**Consegna A:** Seleziona e copia tutte le righe dei record in cui compare la stringa "legend".

**Testo di lettura:**

L’Italia è un paese immensamente retrogrado dal punto di vista sociale, non è un mistero, poi però i fenomeni di massa che vendono in maniera spaventosa vengono quasi sempre dai paesi anglosassoni e allora corriamo ai ripari per trovare l’equivalente italiano.
Sorrido sempre pensando se qualcuno avesse proposto in Italia qualcosa come Bridget Jones, Harry Potter o 50 sfumature, sono certa che avrebbero storto il naso dicendo, “troppo banale”, “i maghi non funzionano”, “il sesso è tabù”, allora difronte ai soldi, le etichette crollano…
Parliamo tanto di parità di genere: quanto divario c’è ancora oggi nell’editoria italiana?
Nell’editoria come in tutti gli altri campi siamo sempre con un piede nel Medio Evo. Qualcosa si è mosso, ma la sensazione è sempre quella del dare il “contentino”, le “quote rosa” e che i giochi dei grandi siano sempre in stanze separate rigorosamente fra uomini .Alla fine si sa che una donna scrive “romanzetti” e un uomo “capolavori” o “romanzi di formazione”
Per concludere ti farò delle domande veloci. Pronta?
- Il tuo libro preferito: Il mago di Oz;
- Un cantante che adori: Bruce Springsteen;
- Un luogo che ti assomiglia: la Versilia;
- L’animale che vorresti essere: il mio gatto!
- Il tuo cibo preferito: pizza funghi e cipolle;
- Un consiglio alle donne: mangiate quella fetta di torta;
- Un grazie a…: mi stava venendo la battuta. Un grazie al mio psicologo.

**Estratti dei record:**

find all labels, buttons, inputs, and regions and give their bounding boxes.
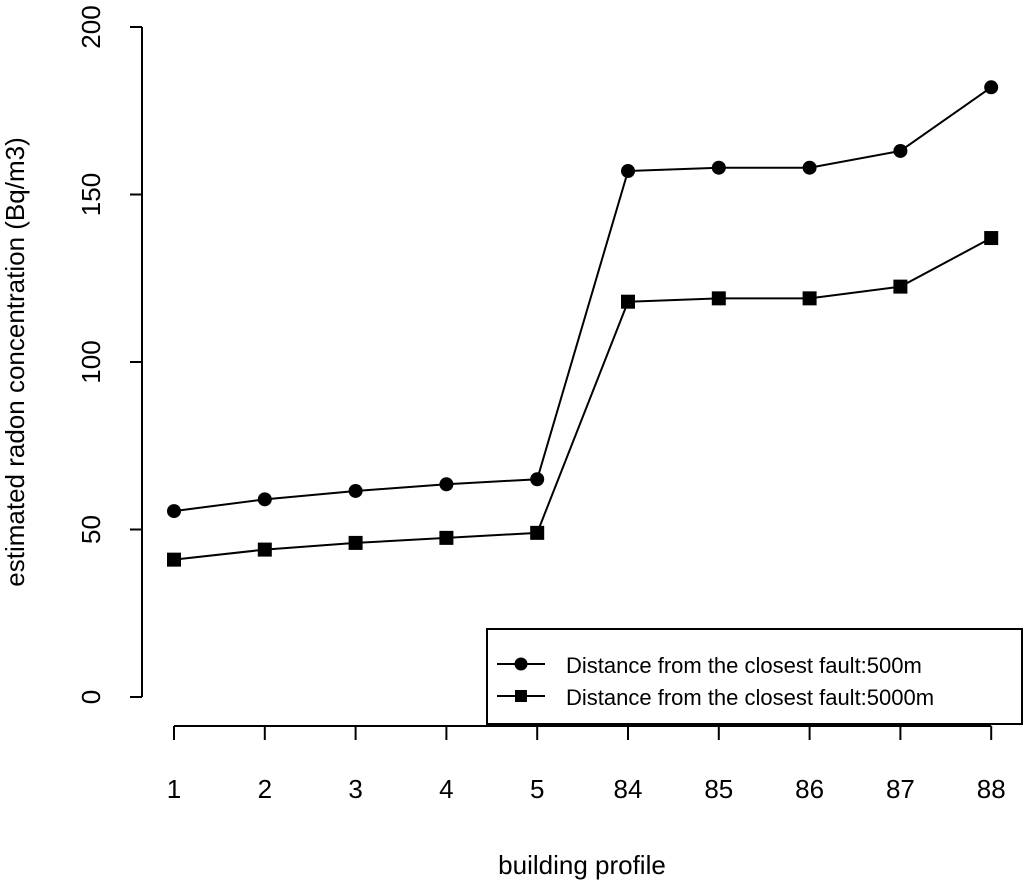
data-point-circle (621, 164, 635, 179)
x-tick-label: 1 (167, 774, 181, 804)
data-point-circle (530, 472, 545, 487)
x-tick-label: 3 (348, 774, 362, 804)
x-tick-label: 5 (530, 774, 544, 804)
data-point-circle (257, 492, 272, 507)
data-point-circle (711, 160, 726, 175)
x-tick-label: 88 (977, 774, 1006, 804)
data-point-square (439, 530, 454, 545)
legend: Distance from the closest fault:500m Dis… (486, 628, 1023, 725)
legend-marker-circle (514, 657, 528, 671)
data-point-square (167, 552, 181, 567)
data-point-square (711, 291, 726, 306)
y-axis-label: estimated radon concentration (Bq/m3) (0, 137, 30, 586)
data-point-square (257, 542, 272, 557)
y-tick-label: 50 (76, 515, 106, 544)
data-point-square (530, 525, 545, 540)
data-point-circle (439, 477, 454, 492)
data-point-square (802, 291, 817, 306)
y-tick-label: 0 (76, 690, 106, 704)
data-point-square (621, 294, 635, 309)
x-tick-label: 2 (258, 774, 272, 804)
x-tick-label: 85 (704, 774, 733, 804)
legend-label-5000m: Distance from the closest fault:5000m (566, 685, 934, 710)
data-point-square (984, 231, 999, 246)
data-point-circle (802, 160, 817, 175)
y-tick-label: 150 (76, 173, 106, 216)
x-tick-label: 87 (886, 774, 915, 804)
legend-box (486, 628, 1023, 725)
legend-label-500m: Distance from the closest fault:500m (566, 653, 922, 678)
y-tick-label: 200 (76, 5, 106, 48)
series-line-1 (173, 237, 992, 561)
x-tick-label: 86 (795, 774, 824, 804)
series-line-0 (173, 86, 992, 513)
legend-marker-square (515, 690, 527, 702)
data-point-circle (348, 483, 363, 498)
x-tick-label: 4 (439, 774, 453, 804)
data-point-circle (167, 504, 181, 519)
series-layer (167, 80, 999, 567)
data-point-circle (893, 143, 908, 158)
data-point-square (893, 279, 908, 294)
data-point-circle (984, 80, 999, 95)
y-axis: 0 50 100 150 200 (76, 5, 143, 704)
x-axis: 1 2 3 4 5 84 85 86 87 88 (167, 725, 1006, 804)
data-point-square (348, 535, 363, 550)
x-axis-label: building profile (498, 850, 666, 880)
y-tick-label: 100 (76, 340, 106, 383)
x-tick-label: 84 (614, 774, 643, 804)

**Consegna B:** Nel testo di lettura, quale cibo viene indicato come preferito?

**Risultato A:**
legend: Distance from the closest fault:500m Dis… (486, 628, 1023, 725)
legend-marker-circle (514, 657, 528, 671)
legend-label-5000m: Distance from the closest fault:5000m (566, 685, 934, 710)
legend-box (486, 628, 1023, 725)
legend-label-500m: Distance from the closest fault:500m (566, 653, 922, 678)
legend-marker-square (515, 690, 527, 702)

**Risultato B:** Pizza funghi e cipolle.